+++ MATERIAL FOR THE TASK

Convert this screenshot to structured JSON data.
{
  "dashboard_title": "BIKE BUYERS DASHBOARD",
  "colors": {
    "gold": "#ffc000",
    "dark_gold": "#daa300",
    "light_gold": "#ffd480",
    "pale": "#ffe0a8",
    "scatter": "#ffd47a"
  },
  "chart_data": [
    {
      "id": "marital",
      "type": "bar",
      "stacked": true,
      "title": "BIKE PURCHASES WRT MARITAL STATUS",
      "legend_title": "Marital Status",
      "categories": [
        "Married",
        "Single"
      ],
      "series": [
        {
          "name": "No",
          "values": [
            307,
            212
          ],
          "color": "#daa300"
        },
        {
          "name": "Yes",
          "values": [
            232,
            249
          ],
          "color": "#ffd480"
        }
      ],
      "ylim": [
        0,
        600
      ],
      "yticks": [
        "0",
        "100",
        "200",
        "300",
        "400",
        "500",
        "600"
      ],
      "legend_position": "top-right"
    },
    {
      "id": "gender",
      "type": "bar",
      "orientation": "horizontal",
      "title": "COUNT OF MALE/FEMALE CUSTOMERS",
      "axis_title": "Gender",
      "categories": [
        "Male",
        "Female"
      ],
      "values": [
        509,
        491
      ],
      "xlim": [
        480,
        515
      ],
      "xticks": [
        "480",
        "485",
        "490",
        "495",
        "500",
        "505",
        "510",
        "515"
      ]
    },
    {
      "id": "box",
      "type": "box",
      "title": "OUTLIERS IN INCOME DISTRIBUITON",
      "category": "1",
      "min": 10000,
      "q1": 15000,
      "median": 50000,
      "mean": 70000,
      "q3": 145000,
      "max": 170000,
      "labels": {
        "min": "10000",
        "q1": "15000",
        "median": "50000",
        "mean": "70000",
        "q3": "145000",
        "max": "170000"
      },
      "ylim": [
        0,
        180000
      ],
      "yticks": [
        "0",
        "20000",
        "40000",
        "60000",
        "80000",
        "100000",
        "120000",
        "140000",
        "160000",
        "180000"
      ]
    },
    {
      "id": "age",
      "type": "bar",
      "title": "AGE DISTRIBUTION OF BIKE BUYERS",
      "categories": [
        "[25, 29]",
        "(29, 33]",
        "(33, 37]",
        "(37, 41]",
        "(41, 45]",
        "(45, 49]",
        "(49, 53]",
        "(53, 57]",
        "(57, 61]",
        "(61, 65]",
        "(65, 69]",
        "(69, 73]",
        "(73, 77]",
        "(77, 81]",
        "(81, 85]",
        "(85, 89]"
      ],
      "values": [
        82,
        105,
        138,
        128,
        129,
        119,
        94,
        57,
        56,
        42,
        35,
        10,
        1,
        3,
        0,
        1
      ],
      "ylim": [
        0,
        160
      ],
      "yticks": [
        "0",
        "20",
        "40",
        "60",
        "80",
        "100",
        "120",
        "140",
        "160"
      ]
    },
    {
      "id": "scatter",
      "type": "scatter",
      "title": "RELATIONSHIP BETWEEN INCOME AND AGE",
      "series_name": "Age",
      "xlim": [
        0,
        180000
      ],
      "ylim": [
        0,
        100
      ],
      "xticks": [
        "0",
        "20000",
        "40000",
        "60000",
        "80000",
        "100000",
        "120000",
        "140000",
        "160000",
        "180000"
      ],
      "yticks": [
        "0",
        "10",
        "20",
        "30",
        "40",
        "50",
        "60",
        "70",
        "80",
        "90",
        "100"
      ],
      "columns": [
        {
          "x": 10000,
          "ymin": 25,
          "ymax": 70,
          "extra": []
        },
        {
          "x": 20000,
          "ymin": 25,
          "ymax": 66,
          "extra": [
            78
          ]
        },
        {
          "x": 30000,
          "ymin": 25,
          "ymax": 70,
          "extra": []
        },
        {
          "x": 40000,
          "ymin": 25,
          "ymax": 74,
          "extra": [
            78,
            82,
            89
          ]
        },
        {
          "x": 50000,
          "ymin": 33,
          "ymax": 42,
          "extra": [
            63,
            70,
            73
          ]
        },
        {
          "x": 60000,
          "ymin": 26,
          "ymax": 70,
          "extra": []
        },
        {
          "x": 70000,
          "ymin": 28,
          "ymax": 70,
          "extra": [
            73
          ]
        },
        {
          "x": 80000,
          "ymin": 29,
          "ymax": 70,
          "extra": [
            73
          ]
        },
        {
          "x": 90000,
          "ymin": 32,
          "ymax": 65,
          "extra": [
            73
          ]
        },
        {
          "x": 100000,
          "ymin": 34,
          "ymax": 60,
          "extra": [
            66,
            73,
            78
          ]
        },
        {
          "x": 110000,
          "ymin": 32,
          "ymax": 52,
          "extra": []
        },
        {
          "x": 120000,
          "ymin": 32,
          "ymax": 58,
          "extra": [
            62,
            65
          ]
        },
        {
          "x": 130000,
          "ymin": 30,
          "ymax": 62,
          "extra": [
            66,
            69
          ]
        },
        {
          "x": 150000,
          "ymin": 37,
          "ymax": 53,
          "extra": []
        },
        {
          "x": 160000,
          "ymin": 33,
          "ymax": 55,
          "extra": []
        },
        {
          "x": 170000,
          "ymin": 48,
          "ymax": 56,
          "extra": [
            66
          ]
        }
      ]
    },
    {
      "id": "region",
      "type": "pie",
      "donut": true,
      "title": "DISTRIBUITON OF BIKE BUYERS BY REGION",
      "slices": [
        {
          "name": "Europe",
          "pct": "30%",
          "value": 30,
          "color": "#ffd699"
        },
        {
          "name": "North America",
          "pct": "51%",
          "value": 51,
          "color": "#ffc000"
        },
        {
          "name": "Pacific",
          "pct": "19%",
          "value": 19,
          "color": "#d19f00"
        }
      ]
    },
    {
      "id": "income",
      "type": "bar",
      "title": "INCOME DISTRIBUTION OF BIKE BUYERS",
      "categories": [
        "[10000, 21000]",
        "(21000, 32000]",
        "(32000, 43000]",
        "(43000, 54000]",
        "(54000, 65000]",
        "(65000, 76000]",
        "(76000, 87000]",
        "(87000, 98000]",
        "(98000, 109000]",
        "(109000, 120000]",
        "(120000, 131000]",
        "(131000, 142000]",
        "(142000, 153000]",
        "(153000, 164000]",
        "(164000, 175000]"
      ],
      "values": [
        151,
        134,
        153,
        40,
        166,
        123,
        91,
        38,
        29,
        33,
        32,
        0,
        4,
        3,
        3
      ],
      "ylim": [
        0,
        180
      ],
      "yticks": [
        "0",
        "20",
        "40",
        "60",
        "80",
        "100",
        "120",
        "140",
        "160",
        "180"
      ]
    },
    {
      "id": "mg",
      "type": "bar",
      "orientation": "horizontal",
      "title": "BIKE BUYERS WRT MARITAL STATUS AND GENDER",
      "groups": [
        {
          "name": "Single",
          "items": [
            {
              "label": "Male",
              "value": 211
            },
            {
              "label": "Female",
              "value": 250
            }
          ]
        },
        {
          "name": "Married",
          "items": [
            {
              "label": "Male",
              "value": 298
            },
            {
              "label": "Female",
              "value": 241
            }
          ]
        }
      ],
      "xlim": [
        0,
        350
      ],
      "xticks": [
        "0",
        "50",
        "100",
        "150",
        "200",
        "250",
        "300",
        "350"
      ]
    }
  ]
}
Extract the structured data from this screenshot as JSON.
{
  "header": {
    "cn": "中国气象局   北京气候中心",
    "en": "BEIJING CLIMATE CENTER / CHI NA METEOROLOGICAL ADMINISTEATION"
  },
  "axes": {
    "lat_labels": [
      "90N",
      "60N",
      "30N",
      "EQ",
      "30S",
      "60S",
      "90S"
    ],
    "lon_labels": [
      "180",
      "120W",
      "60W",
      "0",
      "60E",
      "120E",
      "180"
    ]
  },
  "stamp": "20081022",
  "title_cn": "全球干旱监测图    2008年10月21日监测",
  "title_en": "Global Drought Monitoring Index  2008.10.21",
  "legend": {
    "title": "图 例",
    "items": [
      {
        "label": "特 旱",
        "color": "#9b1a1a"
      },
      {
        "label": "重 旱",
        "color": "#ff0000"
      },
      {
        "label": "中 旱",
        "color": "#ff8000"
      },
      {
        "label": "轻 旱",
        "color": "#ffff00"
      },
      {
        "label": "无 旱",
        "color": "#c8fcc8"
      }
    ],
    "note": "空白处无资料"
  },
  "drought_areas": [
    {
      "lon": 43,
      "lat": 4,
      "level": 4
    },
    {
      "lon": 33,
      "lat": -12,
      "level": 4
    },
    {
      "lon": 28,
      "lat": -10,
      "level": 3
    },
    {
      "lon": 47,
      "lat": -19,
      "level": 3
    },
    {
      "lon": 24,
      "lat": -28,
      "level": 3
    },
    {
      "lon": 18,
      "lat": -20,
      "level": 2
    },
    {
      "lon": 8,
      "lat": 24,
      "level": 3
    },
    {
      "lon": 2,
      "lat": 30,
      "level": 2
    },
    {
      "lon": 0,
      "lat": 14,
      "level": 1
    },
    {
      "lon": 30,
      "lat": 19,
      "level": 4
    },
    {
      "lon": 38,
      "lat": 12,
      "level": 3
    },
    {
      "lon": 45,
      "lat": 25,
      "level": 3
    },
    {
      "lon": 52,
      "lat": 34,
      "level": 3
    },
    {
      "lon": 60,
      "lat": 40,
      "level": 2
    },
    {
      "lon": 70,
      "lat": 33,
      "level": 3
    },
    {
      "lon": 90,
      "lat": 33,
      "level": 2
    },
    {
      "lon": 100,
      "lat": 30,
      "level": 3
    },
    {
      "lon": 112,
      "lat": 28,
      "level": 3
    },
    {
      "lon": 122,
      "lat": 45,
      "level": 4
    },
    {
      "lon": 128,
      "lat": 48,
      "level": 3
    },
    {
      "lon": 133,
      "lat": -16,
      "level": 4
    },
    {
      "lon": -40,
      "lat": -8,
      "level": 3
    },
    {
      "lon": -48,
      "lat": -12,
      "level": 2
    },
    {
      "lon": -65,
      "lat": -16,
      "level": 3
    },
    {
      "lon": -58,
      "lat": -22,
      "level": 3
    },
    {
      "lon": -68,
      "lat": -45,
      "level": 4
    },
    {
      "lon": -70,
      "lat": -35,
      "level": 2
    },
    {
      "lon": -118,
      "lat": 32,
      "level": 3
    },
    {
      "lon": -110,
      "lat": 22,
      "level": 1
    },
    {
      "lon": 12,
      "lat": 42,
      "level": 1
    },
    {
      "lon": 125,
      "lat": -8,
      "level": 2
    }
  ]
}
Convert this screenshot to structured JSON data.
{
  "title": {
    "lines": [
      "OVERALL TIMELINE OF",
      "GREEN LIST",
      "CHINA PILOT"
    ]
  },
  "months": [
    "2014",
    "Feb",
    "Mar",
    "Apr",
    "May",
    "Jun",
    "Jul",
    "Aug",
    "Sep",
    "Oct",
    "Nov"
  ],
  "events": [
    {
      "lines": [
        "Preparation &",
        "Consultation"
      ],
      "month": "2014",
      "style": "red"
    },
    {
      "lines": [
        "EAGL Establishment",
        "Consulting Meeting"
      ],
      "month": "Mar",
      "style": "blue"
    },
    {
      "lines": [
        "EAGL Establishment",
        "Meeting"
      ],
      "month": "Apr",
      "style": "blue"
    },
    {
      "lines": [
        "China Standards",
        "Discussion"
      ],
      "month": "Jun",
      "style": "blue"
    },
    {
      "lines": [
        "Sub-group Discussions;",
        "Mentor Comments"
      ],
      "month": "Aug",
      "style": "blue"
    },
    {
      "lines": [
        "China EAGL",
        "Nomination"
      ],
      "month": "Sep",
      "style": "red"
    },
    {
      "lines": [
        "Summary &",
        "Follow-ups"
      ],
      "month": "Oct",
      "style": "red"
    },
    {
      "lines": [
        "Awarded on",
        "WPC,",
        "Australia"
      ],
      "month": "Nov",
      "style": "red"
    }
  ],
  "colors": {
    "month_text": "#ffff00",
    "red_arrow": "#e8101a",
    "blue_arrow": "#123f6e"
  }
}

++++++

Extract, from the material above, each line holding the word "scatter".

▶ _SOLUTION TO THE EXERCISE_
    "scatter": "#ffd47a"
      "id": "scatter",
      "type": "scatter",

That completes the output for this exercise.